- Work to be completed -
Copy out each line of the material below that holds the string "time".

--- start of Supplied data ---

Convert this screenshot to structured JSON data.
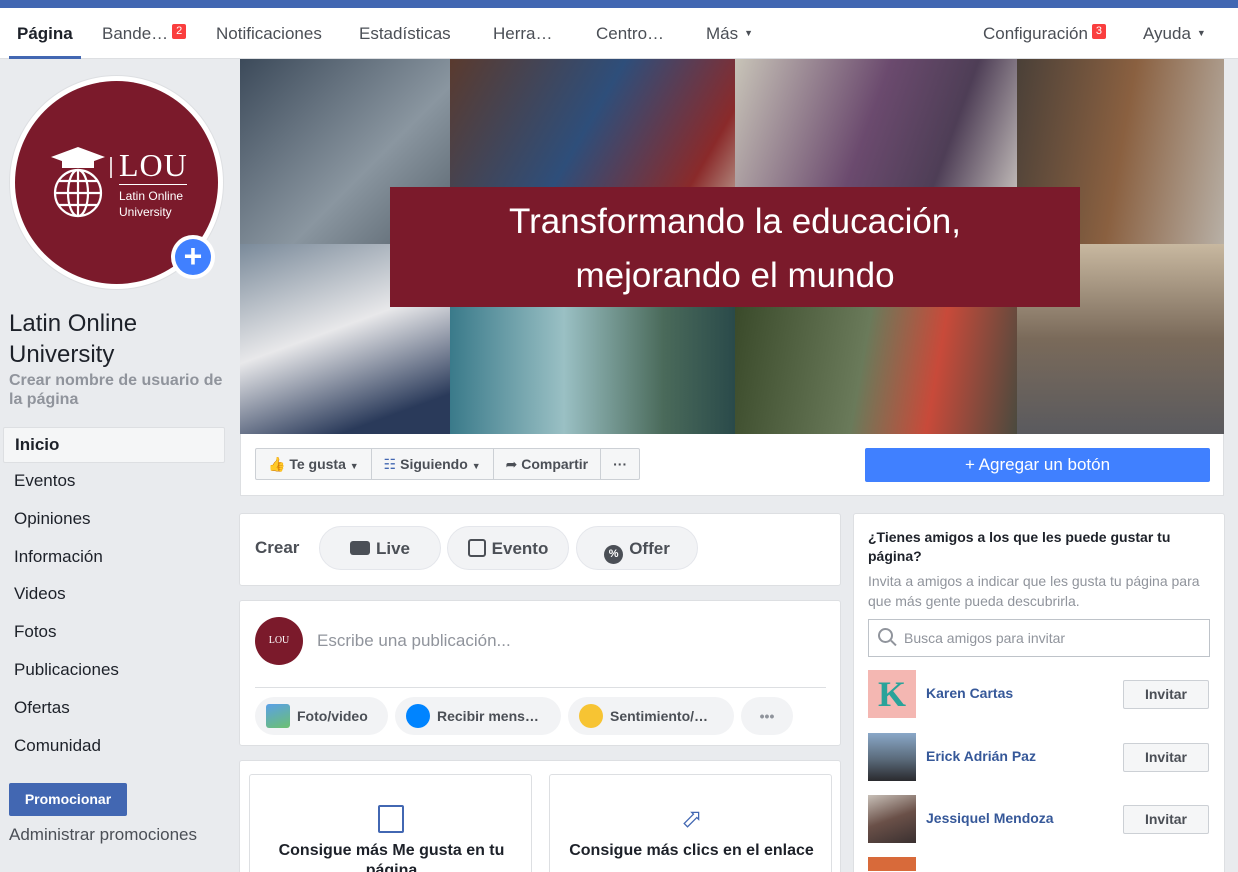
{
  "nav": {
    "tabs": [
      {
        "label": "Página"
      },
      {
        "label": "Bande…",
        "badge": "2"
      },
      {
        "label": "Notificaciones"
      },
      {
        "label": "Estadísticas"
      },
      {
        "label": "Herra…"
      },
      {
        "label": "Centro…"
      },
      {
        "label": "Más"
      }
    ],
    "settings": {
      "label": "Configuración",
      "badge": "3"
    },
    "help": {
      "label": "Ayuda"
    }
  },
  "profile": {
    "logo_title": "LOU",
    "logo_subtitle_1": "Latin Online",
    "logo_subtitle_2": "University",
    "page_name": "Latin Online University",
    "username_prompt": "Crear nombre de usuario de la página"
  },
  "sidenav": {
    "items": [
      {
        "label": "Inicio"
      },
      {
        "label": "Eventos"
      },
      {
        "label": "Opiniones"
      },
      {
        "label": "Información"
      },
      {
        "label": "Videos"
      },
      {
        "label": "Fotos"
      },
      {
        "label": "Publicaciones"
      },
      {
        "label": "Ofertas"
      },
      {
        "label": "Comunidad"
      }
    ],
    "promote": "Promocionar",
    "manage_promotions": "Administrar promociones"
  },
  "cover": {
    "line1": "Transformando la educación,",
    "line2": "mejorando el mundo"
  },
  "actions": {
    "like": "Te gusta",
    "following": "Siguiendo",
    "share": "Compartir",
    "more": "···",
    "add_button": "Agregar un botón"
  },
  "create": {
    "label": "Crear",
    "live": "Live",
    "event": "Evento",
    "offer": "Offer"
  },
  "composer": {
    "placeholder": "Escribe una publicación...",
    "photo": "Foto/video",
    "messages": "Recibir mens…",
    "feeling": "Sentimiento/…",
    "more": "•••"
  },
  "promo_cards": {
    "likes": "Consigue más Me gusta en tu página",
    "clicks": "Consigue más clics en el enlace"
  },
  "invite": {
    "title": "¿Tienes amigos a los que les puede gustar tu página?",
    "description": "Invita a amigos a indicar que les gusta tu página para que más gente pueda descubrirla.",
    "search_placeholder": "Busca amigos para invitar",
    "invite_label": "Invitar",
    "friends": [
      {
        "name": "Karen Cartas"
      },
      {
        "name": "Erick Adrián Paz"
      },
      {
        "name": "Jessiquel Mendoza"
      }
    ]
  },
  "colors": {
    "brand_blue": "#4267b2",
    "action_blue": "#4080ff",
    "lou_maroon": "#7b1a2b",
    "badge_red": "#fa3e3e"
  }
}
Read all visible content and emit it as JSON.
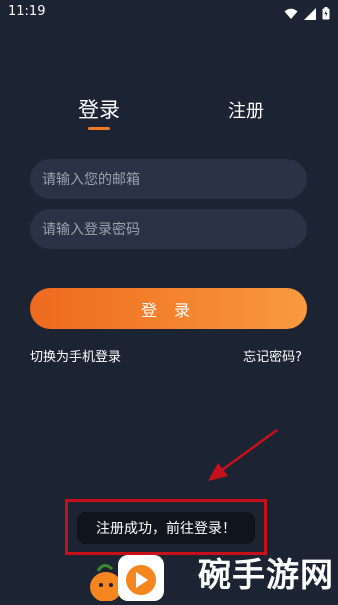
{
  "status_bar": {
    "time": "11:19"
  },
  "tabs": {
    "login": "登录",
    "register": "注册"
  },
  "form": {
    "email_placeholder": "请输入您的邮箱",
    "password_placeholder": "请输入登录密码",
    "login_button": "登 录"
  },
  "links": {
    "phone_login": "切换为手机登录",
    "forgot_password": "忘记密码?"
  },
  "toast": {
    "message": "注册成功，前往登录！"
  },
  "watermark": {
    "site_name": "碗手游网"
  },
  "colors": {
    "accent": "#f07a26",
    "background": "#1c2333",
    "field": "#2a3245",
    "highlight_frame": "#c8101a"
  }
}
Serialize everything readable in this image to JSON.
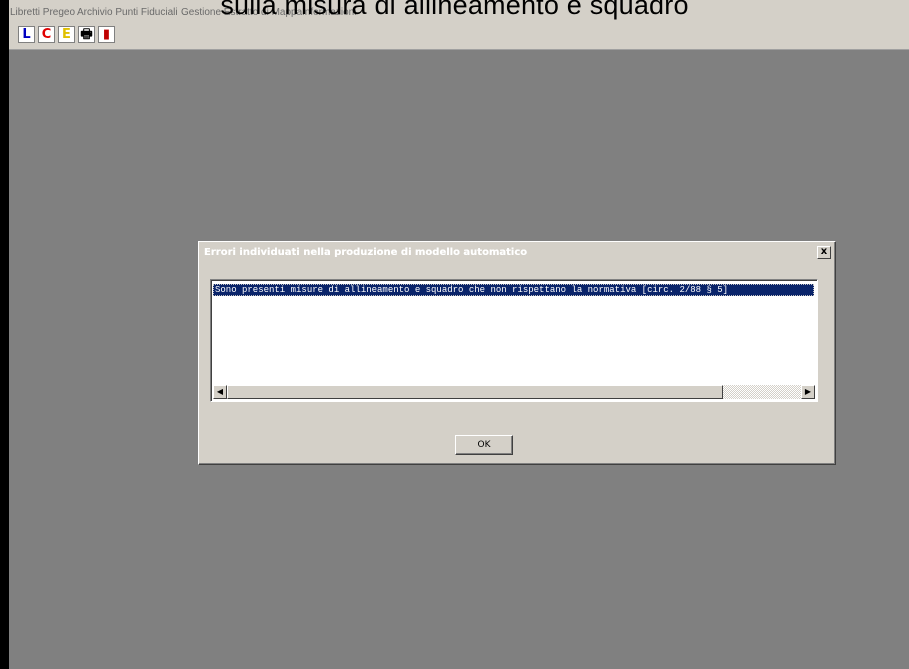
{
  "caption": "sulla misura di allineamento e squadro",
  "menu": {
    "items": [
      {
        "label": "Libretti Pregeo"
      },
      {
        "label": "Archivio Punti Fiduciali"
      },
      {
        "label": "Gestione Estratto di Mappa"
      },
      {
        "label": "Informazioni"
      }
    ]
  },
  "toolbar": {
    "buttons": [
      {
        "icon": "l-letter-icon",
        "glyph": "L",
        "color": "#0000c0"
      },
      {
        "icon": "c-letter-icon",
        "glyph": "C",
        "color": "#e00000"
      },
      {
        "icon": "e-letter-icon",
        "glyph": "E",
        "color": "#e0c000"
      },
      {
        "icon": "printer-icon",
        "glyph": "🖶",
        "color": "#000000"
      },
      {
        "icon": "exit-door-icon",
        "glyph": "▮",
        "color": "#c00000"
      }
    ]
  },
  "dialog": {
    "title": "Errori individuati nella produzione di modello automatico",
    "close_glyph": "x",
    "list_items": [
      "Sono presenti misure di allineamento e squadro che non rispettano la normativa [circ. 2/88 § 5]"
    ],
    "scroll_left_glyph": "◀",
    "scroll_right_glyph": "▶",
    "ok_label": "OK"
  },
  "colors": {
    "desktop": "#808080",
    "face": "#d4d0c8",
    "selection": "#0a246a"
  }
}
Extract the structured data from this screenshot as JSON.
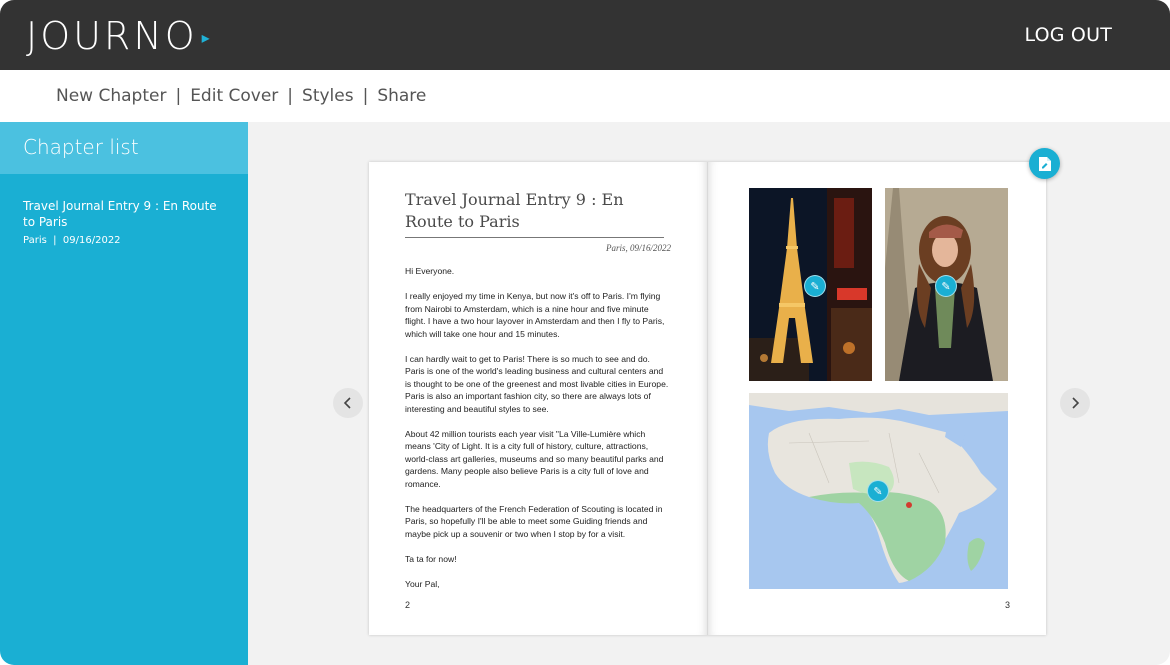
{
  "app": {
    "logo_text": "JOURNO",
    "logout_label": "LOG OUT"
  },
  "toolbar": {
    "items": [
      "New Chapter",
      "Edit Cover",
      "Styles",
      "Share"
    ],
    "separator": "|"
  },
  "sidebar": {
    "heading": "Chapter list",
    "chapters": [
      {
        "title": "Travel Journal Entry 9 : En Route to Paris",
        "location": "Paris",
        "date": "09/16/2022",
        "meta_sep": "|"
      }
    ]
  },
  "book": {
    "left_page": {
      "title": "Travel Journal Entry 9 : En Route to Paris",
      "dateline": "Paris, 09/16/2022",
      "paragraphs": [
        "Hi Everyone.",
        "I really enjoyed my time in Kenya, but now it's off to Paris. I'm flying from Nairobi to Amsterdam, which is a nine hour and five minute flight. I have a two hour layover in Amsterdam and then I fly to Paris, which will take one hour and 15 minutes.",
        "I can hardly wait to get to Paris! There is so much to see and do. Paris is one of the world's leading business and cultural centers and is thought to be one of the greenest and most livable cities in Europe. Paris is also an important fashion city, so there are always lots of interesting and beautiful styles to see.",
        "About 42 million tourists each year visit \"La Ville-Lumière which means 'City of Light. It is a city full of history, culture, attractions, world-class art galleries, museums and so many beautiful parks and gardens. Many people also believe Paris is a city full of love and romance.",
        "The headquarters of the French Federation of Scouting is located in Paris, so hopefully I'll be able to meet some Guiding friends and maybe pick up a souvenir or two when I stop by for a visit.",
        "Ta ta for now!",
        "Your Pal,"
      ],
      "page_number": "2"
    },
    "right_page": {
      "page_number": "3",
      "photos": [
        {
          "subject": "eiffel-tower-night",
          "edit_icon": "pencil-icon"
        },
        {
          "subject": "woman-with-cap",
          "edit_icon": "pencil-icon"
        },
        {
          "subject": "map-of-africa",
          "edit_icon": "pencil-icon"
        }
      ]
    }
  },
  "icons": {
    "doc_button": "document-edit-icon",
    "prev": "chevron-left-icon",
    "next": "chevron-right-icon"
  },
  "colors": {
    "header_bg": "#333333",
    "accent": "#1aafd3",
    "sidebar_head": "#4bc1e0",
    "canvas": "#f2f2f2"
  }
}
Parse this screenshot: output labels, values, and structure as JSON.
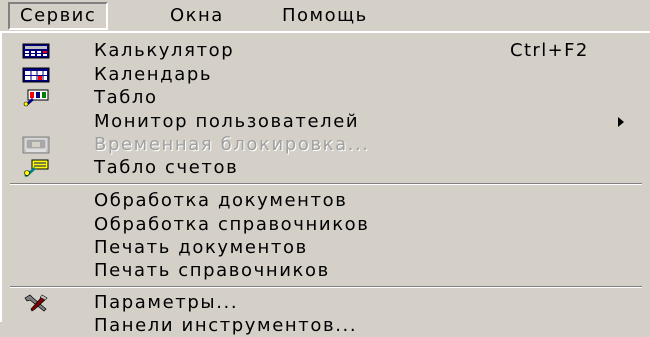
{
  "menubar": {
    "items": [
      {
        "label": "Сервис"
      },
      {
        "label": "Окна"
      },
      {
        "label": "Помощь"
      }
    ]
  },
  "menu": {
    "items": [
      {
        "label": "Калькулятор",
        "shortcut": "Ctrl+F2",
        "icon": "calculator-icon"
      },
      {
        "label": "Календарь",
        "icon": "calendar-icon"
      },
      {
        "label": "Табло",
        "icon": "scoreboard-icon"
      },
      {
        "label": "Монитор пользователей",
        "submenu": true
      },
      {
        "label": "Временная блокировка...",
        "disabled": true,
        "icon": "lock-screen-icon"
      },
      {
        "label": "Табло счетов",
        "icon": "accounts-board-icon"
      },
      {
        "label": "Обработка документов"
      },
      {
        "label": "Обработка справочников"
      },
      {
        "label": "Печать документов"
      },
      {
        "label": "Печать справочников"
      },
      {
        "label": "Параметры...",
        "icon": "tools-icon"
      },
      {
        "label": "Панели инструментов..."
      }
    ]
  },
  "colors": {
    "face": "#d4d0c8",
    "highlight": "#ffffff",
    "shadow": "#808080",
    "disabled_text": "#a0a0a0"
  }
}
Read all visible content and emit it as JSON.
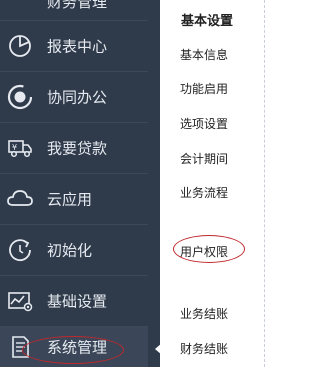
{
  "sidebar": {
    "top_partial_label": "财务管理",
    "items": [
      {
        "label": "报表中心",
        "icon": "pie-chart-icon"
      },
      {
        "label": "协同办公",
        "icon": "sync-circle-icon"
      },
      {
        "label": "我要贷款",
        "icon": "loan-truck-icon"
      },
      {
        "label": "云应用",
        "icon": "cloud-icon"
      },
      {
        "label": "初始化",
        "icon": "refresh-clock-icon"
      },
      {
        "label": "基础设置",
        "icon": "chart-settings-icon"
      },
      {
        "label": "系统管理",
        "icon": "document-list-icon"
      }
    ],
    "active_item": "系统管理",
    "colors": {
      "background": "#2f3a4a",
      "text": "#e6eaf0",
      "highlight": "#c0282d"
    }
  },
  "submenu": {
    "title": "基本设置",
    "items": [
      "基本信息",
      "功能启用",
      "选项设置",
      "会计期间",
      "业务流程",
      "用户权限",
      "业务结账",
      "财务结账"
    ],
    "highlighted_item": "用户权限"
  }
}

--- end of Supplied data ---

- Correct result -
    "time": "11:19"
        "I really enjoyed my time in Kenya, but now it's off to Paris. I'm flying from Nairobi to Amsterdam, which is a nine hour and five minute flight. I have a two hour layover in Amsterdam and then I fly to Paris, which will take one hour and 15 minutes.",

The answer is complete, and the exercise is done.